Exercise requirements | Going through the material below, please gather all lines with the word "employees" in them.

Material provided |
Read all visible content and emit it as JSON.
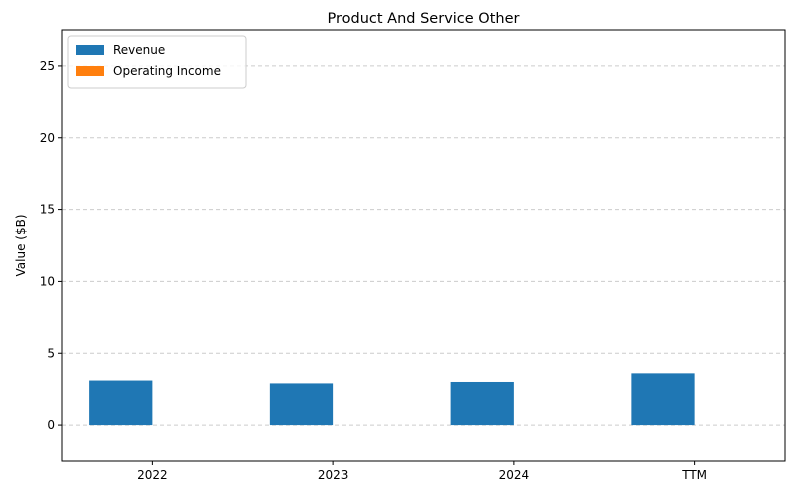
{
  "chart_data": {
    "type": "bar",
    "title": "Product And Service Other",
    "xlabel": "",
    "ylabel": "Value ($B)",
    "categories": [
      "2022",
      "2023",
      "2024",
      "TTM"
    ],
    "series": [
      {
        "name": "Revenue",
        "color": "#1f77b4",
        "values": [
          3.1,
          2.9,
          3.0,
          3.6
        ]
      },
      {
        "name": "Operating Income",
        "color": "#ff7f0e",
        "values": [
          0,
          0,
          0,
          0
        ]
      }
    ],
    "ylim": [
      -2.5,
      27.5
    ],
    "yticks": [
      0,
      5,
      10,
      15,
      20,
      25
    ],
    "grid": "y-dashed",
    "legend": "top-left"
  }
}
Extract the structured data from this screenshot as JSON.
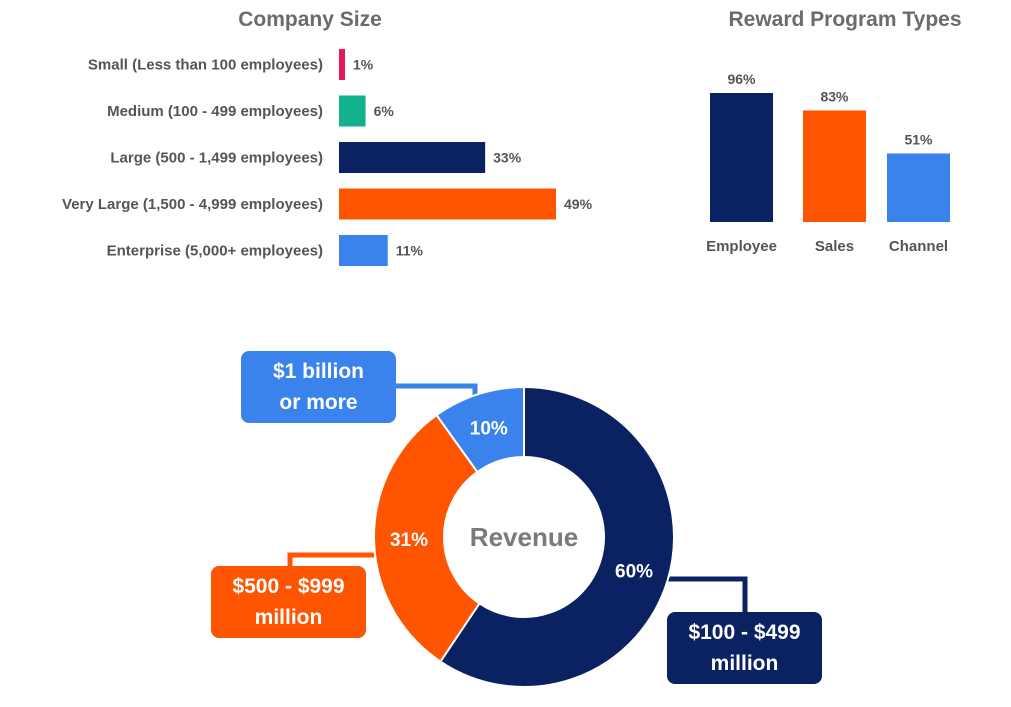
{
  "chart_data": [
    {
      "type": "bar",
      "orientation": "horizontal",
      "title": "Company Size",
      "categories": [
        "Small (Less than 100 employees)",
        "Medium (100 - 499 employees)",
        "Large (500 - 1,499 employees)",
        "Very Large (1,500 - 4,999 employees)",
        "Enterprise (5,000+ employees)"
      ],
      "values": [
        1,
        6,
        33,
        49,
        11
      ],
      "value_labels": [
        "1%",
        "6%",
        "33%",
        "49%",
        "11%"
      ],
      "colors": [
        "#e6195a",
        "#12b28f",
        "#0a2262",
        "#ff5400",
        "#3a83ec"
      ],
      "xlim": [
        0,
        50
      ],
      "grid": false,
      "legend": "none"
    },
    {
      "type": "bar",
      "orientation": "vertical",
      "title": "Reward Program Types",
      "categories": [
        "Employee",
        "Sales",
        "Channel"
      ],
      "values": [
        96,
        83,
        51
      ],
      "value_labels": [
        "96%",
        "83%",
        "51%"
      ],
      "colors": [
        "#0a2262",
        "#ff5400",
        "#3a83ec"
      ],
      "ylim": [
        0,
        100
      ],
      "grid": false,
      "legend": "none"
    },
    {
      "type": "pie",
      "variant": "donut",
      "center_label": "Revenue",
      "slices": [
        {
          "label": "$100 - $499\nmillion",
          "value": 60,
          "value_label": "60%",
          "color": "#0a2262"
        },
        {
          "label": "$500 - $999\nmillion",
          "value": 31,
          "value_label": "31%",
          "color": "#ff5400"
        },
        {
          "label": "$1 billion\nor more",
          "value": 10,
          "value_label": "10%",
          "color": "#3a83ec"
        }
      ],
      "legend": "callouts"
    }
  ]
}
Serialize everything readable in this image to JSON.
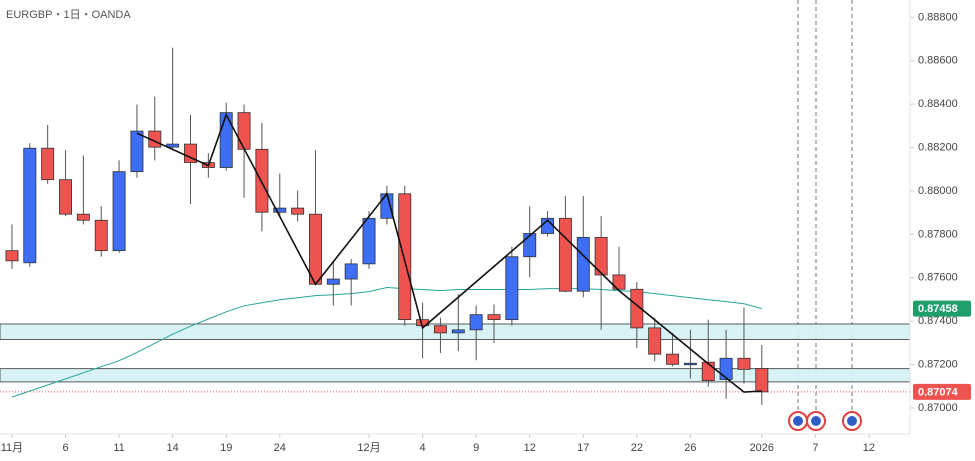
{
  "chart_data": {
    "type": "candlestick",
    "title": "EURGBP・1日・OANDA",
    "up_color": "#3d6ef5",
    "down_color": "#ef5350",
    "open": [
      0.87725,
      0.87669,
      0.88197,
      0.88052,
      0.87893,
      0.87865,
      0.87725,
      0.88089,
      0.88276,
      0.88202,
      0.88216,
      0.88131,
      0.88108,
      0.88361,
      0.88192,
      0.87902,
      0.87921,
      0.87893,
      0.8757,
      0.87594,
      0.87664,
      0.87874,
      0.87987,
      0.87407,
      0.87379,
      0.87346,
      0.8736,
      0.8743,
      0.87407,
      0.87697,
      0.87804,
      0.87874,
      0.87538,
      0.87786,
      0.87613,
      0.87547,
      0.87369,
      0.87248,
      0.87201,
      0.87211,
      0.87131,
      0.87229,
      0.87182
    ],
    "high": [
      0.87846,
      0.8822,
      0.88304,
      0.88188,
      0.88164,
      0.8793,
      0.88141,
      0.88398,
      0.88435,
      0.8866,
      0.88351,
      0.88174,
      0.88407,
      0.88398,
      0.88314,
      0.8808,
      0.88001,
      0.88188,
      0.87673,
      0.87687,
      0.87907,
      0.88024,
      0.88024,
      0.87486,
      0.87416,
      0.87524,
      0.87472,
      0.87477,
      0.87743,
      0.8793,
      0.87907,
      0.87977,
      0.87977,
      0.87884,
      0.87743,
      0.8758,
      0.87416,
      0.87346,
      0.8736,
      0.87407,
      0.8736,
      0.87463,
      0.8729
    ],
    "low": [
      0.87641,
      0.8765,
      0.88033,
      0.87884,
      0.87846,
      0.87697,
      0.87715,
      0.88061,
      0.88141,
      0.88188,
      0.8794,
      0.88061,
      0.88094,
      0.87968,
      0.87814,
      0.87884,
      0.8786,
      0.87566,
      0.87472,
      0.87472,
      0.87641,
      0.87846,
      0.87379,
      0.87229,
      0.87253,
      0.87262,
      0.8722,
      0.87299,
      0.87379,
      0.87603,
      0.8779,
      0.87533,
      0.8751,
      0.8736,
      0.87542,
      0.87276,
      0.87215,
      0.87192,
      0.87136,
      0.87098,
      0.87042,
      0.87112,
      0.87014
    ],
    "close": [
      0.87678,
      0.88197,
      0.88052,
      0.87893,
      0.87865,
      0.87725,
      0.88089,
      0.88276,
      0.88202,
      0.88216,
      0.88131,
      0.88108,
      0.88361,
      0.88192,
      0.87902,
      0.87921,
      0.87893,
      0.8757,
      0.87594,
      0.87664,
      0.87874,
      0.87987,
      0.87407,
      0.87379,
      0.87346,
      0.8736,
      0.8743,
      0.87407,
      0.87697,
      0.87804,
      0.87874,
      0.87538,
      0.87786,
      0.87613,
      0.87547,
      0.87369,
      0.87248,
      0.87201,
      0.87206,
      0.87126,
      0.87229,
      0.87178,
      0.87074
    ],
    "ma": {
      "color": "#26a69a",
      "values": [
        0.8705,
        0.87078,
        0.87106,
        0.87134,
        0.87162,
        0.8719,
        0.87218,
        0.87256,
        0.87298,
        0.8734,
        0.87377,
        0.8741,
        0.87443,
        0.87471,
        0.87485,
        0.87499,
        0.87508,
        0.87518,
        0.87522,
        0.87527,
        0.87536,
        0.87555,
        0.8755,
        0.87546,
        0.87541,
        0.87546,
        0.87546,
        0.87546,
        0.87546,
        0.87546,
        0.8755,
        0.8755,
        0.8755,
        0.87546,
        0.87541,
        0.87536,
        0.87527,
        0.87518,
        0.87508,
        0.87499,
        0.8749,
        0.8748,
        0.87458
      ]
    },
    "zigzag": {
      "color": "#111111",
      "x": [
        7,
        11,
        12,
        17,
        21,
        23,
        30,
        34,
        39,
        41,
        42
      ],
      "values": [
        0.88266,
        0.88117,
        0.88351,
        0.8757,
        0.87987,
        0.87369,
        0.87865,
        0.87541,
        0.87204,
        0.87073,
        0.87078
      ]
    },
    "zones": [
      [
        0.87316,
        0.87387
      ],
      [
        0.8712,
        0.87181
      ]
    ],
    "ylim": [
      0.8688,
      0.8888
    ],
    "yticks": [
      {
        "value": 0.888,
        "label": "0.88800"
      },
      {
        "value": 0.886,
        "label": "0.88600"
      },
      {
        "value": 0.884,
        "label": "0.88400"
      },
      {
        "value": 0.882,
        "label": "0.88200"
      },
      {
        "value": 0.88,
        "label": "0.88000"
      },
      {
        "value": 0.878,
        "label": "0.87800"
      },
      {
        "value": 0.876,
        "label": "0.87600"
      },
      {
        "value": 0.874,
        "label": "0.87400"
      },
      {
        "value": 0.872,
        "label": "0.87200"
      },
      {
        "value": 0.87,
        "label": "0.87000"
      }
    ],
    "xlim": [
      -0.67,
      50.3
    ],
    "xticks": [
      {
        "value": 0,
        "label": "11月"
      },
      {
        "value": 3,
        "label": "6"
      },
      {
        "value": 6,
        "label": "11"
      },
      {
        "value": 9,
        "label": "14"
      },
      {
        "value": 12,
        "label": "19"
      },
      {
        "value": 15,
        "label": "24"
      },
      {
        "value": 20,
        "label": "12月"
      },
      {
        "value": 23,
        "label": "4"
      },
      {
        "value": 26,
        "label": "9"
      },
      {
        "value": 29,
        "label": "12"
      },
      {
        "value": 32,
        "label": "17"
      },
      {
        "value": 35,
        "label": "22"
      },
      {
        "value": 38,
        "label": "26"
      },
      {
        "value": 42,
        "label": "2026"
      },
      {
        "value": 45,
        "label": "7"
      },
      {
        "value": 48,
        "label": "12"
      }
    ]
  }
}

Final result |
        "Small (Less than 100 employees)",
        "Medium (100 - 499 employees)",
        "Large (500 - 1,499 employees)",
        "Very Large (1,500 - 4,999 employees)",
        "Enterprise (5,000+ employees)"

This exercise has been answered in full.